### Problem to work on
Restate the listing below word for word, omitting any images.

☆ ☆ ☆ ☆ ☆ ☆ ☆

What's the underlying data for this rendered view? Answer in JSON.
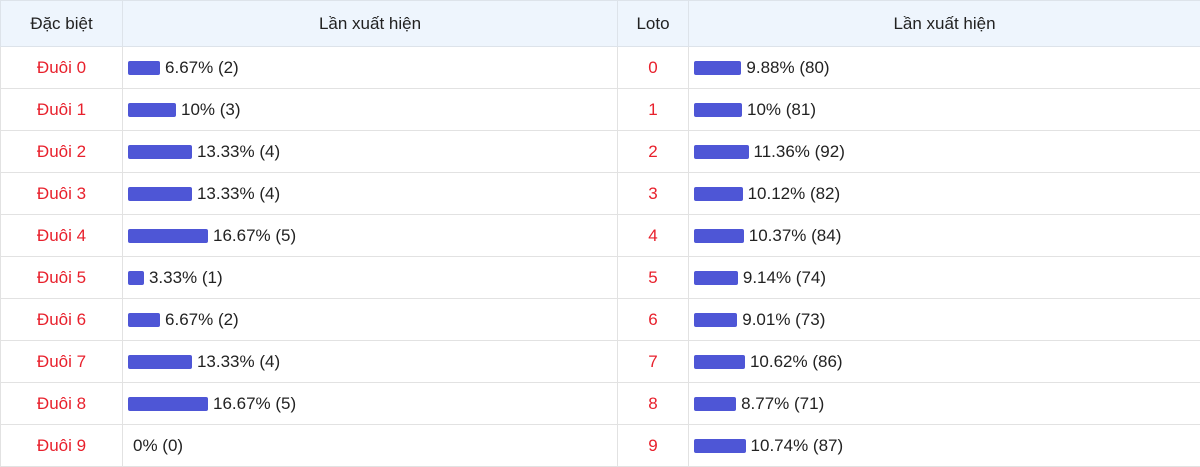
{
  "header": {
    "special": "Đặc biệt",
    "count_left": "Lần xuất hiện",
    "loto": "Loto",
    "count_right": "Lần xuất hiện"
  },
  "left_rows": [
    {
      "label": "Đuôi 0",
      "text": "6.67% (2)",
      "percent": 6.67
    },
    {
      "label": "Đuôi 1",
      "text": "10% (3)",
      "percent": 10
    },
    {
      "label": "Đuôi 2",
      "text": "13.33% (4)",
      "percent": 13.33
    },
    {
      "label": "Đuôi 3",
      "text": "13.33% (4)",
      "percent": 13.33
    },
    {
      "label": "Đuôi 4",
      "text": "16.67% (5)",
      "percent": 16.67
    },
    {
      "label": "Đuôi 5",
      "text": "3.33% (1)",
      "percent": 3.33
    },
    {
      "label": "Đuôi 6",
      "text": "6.67% (2)",
      "percent": 6.67
    },
    {
      "label": "Đuôi 7",
      "text": "13.33% (4)",
      "percent": 13.33
    },
    {
      "label": "Đuôi 8",
      "text": "16.67% (5)",
      "percent": 16.67
    },
    {
      "label": "Đuôi 9",
      "text": "0% (0)",
      "percent": 0
    }
  ],
  "right_rows": [
    {
      "label": "0",
      "text": "9.88% (80)",
      "percent": 9.88
    },
    {
      "label": "1",
      "text": "10% (81)",
      "percent": 10
    },
    {
      "label": "2",
      "text": "11.36% (92)",
      "percent": 11.36
    },
    {
      "label": "3",
      "text": "10.12% (82)",
      "percent": 10.12
    },
    {
      "label": "4",
      "text": "10.37% (84)",
      "percent": 10.37
    },
    {
      "label": "5",
      "text": "9.14% (74)",
      "percent": 9.14
    },
    {
      "label": "6",
      "text": "9.01% (73)",
      "percent": 9.01
    },
    {
      "label": "7",
      "text": "10.62% (86)",
      "percent": 10.62
    },
    {
      "label": "8",
      "text": "8.77% (71)",
      "percent": 8.77
    },
    {
      "label": "9",
      "text": "10.74% (87)",
      "percent": 10.74
    }
  ]
}
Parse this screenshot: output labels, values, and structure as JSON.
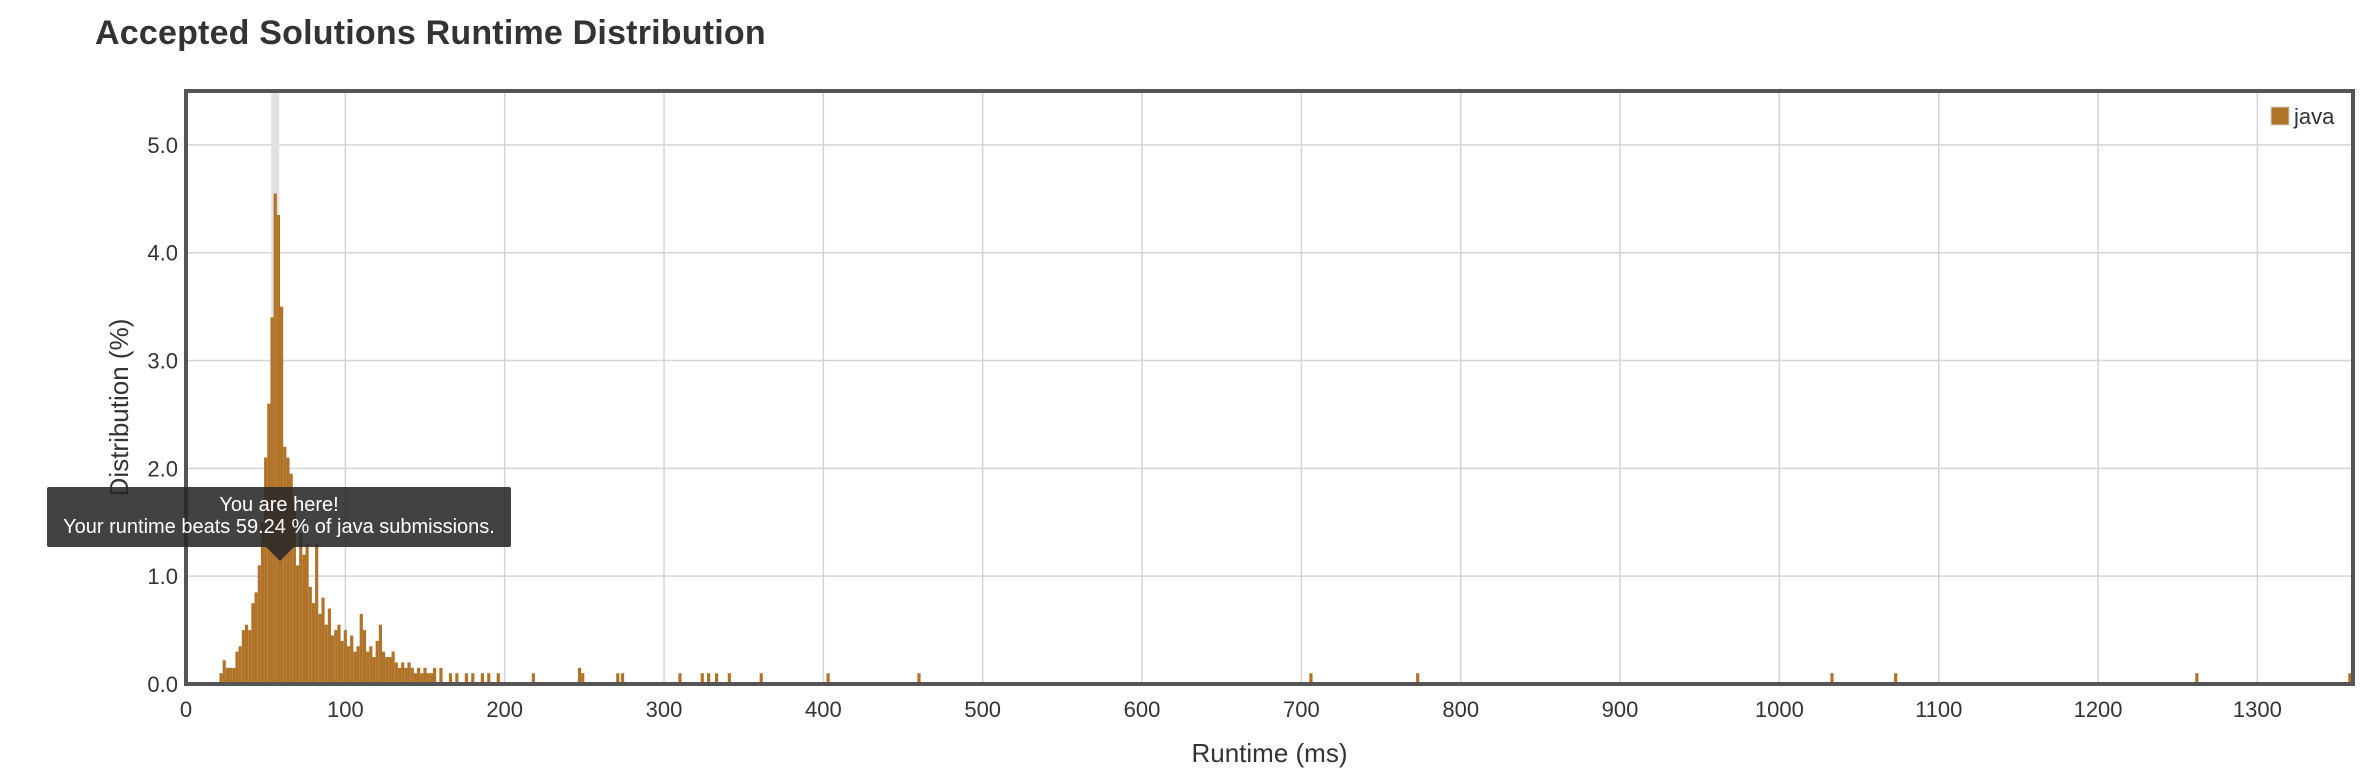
{
  "page": {
    "title": "Accepted Solutions Runtime Distribution"
  },
  "tooltip": {
    "line1": "You are here!",
    "line2": "Your runtime beats 59.24 % of java submissions."
  },
  "chart_data": {
    "type": "bar",
    "title": "Accepted Solutions Runtime Distribution",
    "xlabel": "Runtime (ms)",
    "ylabel": "Distribution (%)",
    "xlim": [
      0,
      1360
    ],
    "ylim": [
      0,
      5.5
    ],
    "xticks": [
      "0",
      "100",
      "200",
      "300",
      "400",
      "500",
      "600",
      "700",
      "800",
      "900",
      "1000",
      "1100",
      "1200",
      "1300"
    ],
    "yticks": [
      "0.0",
      "1.0",
      "2.0",
      "3.0",
      "4.0",
      "5.0"
    ],
    "grid": true,
    "legend_position": "top-right",
    "bar_color": "#b07328",
    "highlight_color": "#e2e2e2",
    "highlight_x": 56,
    "series": [
      {
        "name": "java",
        "x": [
          22,
          24,
          26,
          28,
          30,
          32,
          34,
          36,
          38,
          40,
          42,
          44,
          46,
          48,
          50,
          52,
          54,
          56,
          58,
          60,
          62,
          64,
          66,
          68,
          70,
          72,
          74,
          76,
          78,
          80,
          82,
          84,
          86,
          88,
          90,
          92,
          94,
          96,
          98,
          100,
          102,
          104,
          106,
          108,
          110,
          112,
          114,
          116,
          118,
          120,
          122,
          124,
          126,
          128,
          130,
          132,
          134,
          136,
          138,
          140,
          142,
          144,
          146,
          148,
          150,
          152,
          154,
          156,
          160,
          166,
          170,
          176,
          180,
          186,
          190,
          196,
          218,
          247,
          249,
          271,
          274,
          310,
          324,
          328,
          333,
          341,
          361,
          403,
          460,
          706,
          773,
          1033,
          1073,
          1262,
          1358
        ],
        "values": [
          0.1,
          0.22,
          0.15,
          0.15,
          0.15,
          0.3,
          0.35,
          0.5,
          0.55,
          0.5,
          0.75,
          0.85,
          1.1,
          1.5,
          2.1,
          2.6,
          3.4,
          4.55,
          4.35,
          3.5,
          2.2,
          2.1,
          1.95,
          1.7,
          1.1,
          1.4,
          1.2,
          1.3,
          0.9,
          0.75,
          1.3,
          0.65,
          0.8,
          0.55,
          0.7,
          0.45,
          0.5,
          0.55,
          0.4,
          0.5,
          0.35,
          0.45,
          0.3,
          0.35,
          0.65,
          0.5,
          0.3,
          0.35,
          0.25,
          0.4,
          0.55,
          0.3,
          0.25,
          0.25,
          0.3,
          0.2,
          0.15,
          0.2,
          0.15,
          0.2,
          0.15,
          0.1,
          0.15,
          0.1,
          0.15,
          0.1,
          0.1,
          0.15,
          0.15,
          0.1,
          0.1,
          0.1,
          0.1,
          0.1,
          0.1,
          0.1,
          0.1,
          0.15,
          0.1,
          0.1,
          0.1,
          0.1,
          0.1,
          0.1,
          0.1,
          0.1,
          0.1,
          0.1,
          0.1,
          0.1,
          0.1,
          0.1,
          0.1,
          0.1,
          0.1
        ]
      }
    ]
  }
}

☆ ☆ ☆ ☆ ☆ ☆ ☆

### Reply
What's the underlying data for this rendered view? Answer in JSON.
{
  "header": {
    "special": "Đặc biệt",
    "count_left": "Lần xuất hiện",
    "loto": "Loto",
    "count_right": "Lần xuất hiện"
  },
  "left_rows": [
    {
      "label": "Đuôi 0",
      "text": "6.67% (2)",
      "percent": 6.67
    },
    {
      "label": "Đuôi 1",
      "text": "10% (3)",
      "percent": 10
    },
    {
      "label": "Đuôi 2",
      "text": "13.33% (4)",
      "percent": 13.33
    },
    {
      "label": "Đuôi 3",
      "text": "13.33% (4)",
      "percent": 13.33
    },
    {
      "label": "Đuôi 4",
      "text": "16.67% (5)",
      "percent": 16.67
    },
    {
      "label": "Đuôi 5",
      "text": "3.33% (1)",
      "percent": 3.33
    },
    {
      "label": "Đuôi 6",
      "text": "6.67% (2)",
      "percent": 6.67
    },
    {
      "label": "Đuôi 7",
      "text": "13.33% (4)",
      "percent": 13.33
    },
    {
      "label": "Đuôi 8",
      "text": "16.67% (5)",
      "percent": 16.67
    },
    {
      "label": "Đuôi 9",
      "text": "0% (0)",
      "percent": 0
    }
  ],
  "right_rows": [
    {
      "label": "0",
      "text": "9.88% (80)",
      "percent": 9.88
    },
    {
      "label": "1",
      "text": "10% (81)",
      "percent": 10
    },
    {
      "label": "2",
      "text": "11.36% (92)",
      "percent": 11.36
    },
    {
      "label": "3",
      "text": "10.12% (82)",
      "percent": 10.12
    },
    {
      "label": "4",
      "text": "10.37% (84)",
      "percent": 10.37
    },
    {
      "label": "5",
      "text": "9.14% (74)",
      "percent": 9.14
    },
    {
      "label": "6",
      "text": "9.01% (73)",
      "percent": 9.01
    },
    {
      "label": "7",
      "text": "10.62% (86)",
      "percent": 10.62
    },
    {
      "label": "8",
      "text": "8.77% (71)",
      "percent": 8.77
    },
    {
      "label": "9",
      "text": "10.74% (87)",
      "percent": 10.74
    }
  ]
}
Parse this screenshot: output labels, values, and structure as JSON.
{
  "page": {
    "title": "Accepted Solutions Runtime Distribution"
  },
  "tooltip": {
    "line1": "You are here!",
    "line2": "Your runtime beats 59.24 % of java submissions."
  },
  "chart_data": {
    "type": "bar",
    "title": "Accepted Solutions Runtime Distribution",
    "xlabel": "Runtime (ms)",
    "ylabel": "Distribution (%)",
    "xlim": [
      0,
      1360
    ],
    "ylim": [
      0,
      5.5
    ],
    "xticks": [
      "0",
      "100",
      "200",
      "300",
      "400",
      "500",
      "600",
      "700",
      "800",
      "900",
      "1000",
      "1100",
      "1200",
      "1300"
    ],
    "yticks": [
      "0.0",
      "1.0",
      "2.0",
      "3.0",
      "4.0",
      "5.0"
    ],
    "grid": true,
    "legend_position": "top-right",
    "bar_color": "#b07328",
    "highlight_color": "#e2e2e2",
    "highlight_x": 56,
    "series": [
      {
        "name": "java",
        "x": [
          22,
          24,
          26,
          28,
          30,
          32,
          34,
          36,
          38,
          40,
          42,
          44,
          46,
          48,
          50,
          52,
          54,
          56,
          58,
          60,
          62,
          64,
          66,
          68,
          70,
          72,
          74,
          76,
          78,
          80,
          82,
          84,
          86,
          88,
          90,
          92,
          94,
          96,
          98,
          100,
          102,
          104,
          106,
          108,
          110,
          112,
          114,
          116,
          118,
          120,
          122,
          124,
          126,
          128,
          130,
          132,
          134,
          136,
          138,
          140,
          142,
          144,
          146,
          148,
          150,
          152,
          154,
          156,
          160,
          166,
          170,
          176,
          180,
          186,
          190,
          196,
          218,
          247,
          249,
          271,
          274,
          310,
          324,
          328,
          333,
          341,
          361,
          403,
          460,
          706,
          773,
          1033,
          1073,
          1262,
          1358
        ],
        "values": [
          0.1,
          0.22,
          0.15,
          0.15,
          0.15,
          0.3,
          0.35,
          0.5,
          0.55,
          0.5,
          0.75,
          0.85,
          1.1,
          1.5,
          2.1,
          2.6,
          3.4,
          4.55,
          4.35,
          3.5,
          2.2,
          2.1,
          1.95,
          1.7,
          1.1,
          1.4,
          1.2,
          1.3,
          0.9,
          0.75,
          1.3,
          0.65,
          0.8,
          0.55,
          0.7,
          0.45,
          0.5,
          0.55,
          0.4,
          0.5,
          0.35,
          0.45,
          0.3,
          0.35,
          0.65,
          0.5,
          0.3,
          0.35,
          0.25,
          0.4,
          0.55,
          0.3,
          0.25,
          0.25,
          0.3,
          0.2,
          0.15,
          0.2,
          0.15,
          0.2,
          0.15,
          0.1,
          0.15,
          0.1,
          0.15,
          0.1,
          0.1,
          0.15,
          0.15,
          0.1,
          0.1,
          0.1,
          0.1,
          0.1,
          0.1,
          0.1,
          0.1,
          0.15,
          0.1,
          0.1,
          0.1,
          0.1,
          0.1,
          0.1,
          0.1,
          0.1,
          0.1,
          0.1,
          0.1,
          0.1,
          0.1,
          0.1,
          0.1,
          0.1,
          0.1
        ]
      }
    ]
  }
}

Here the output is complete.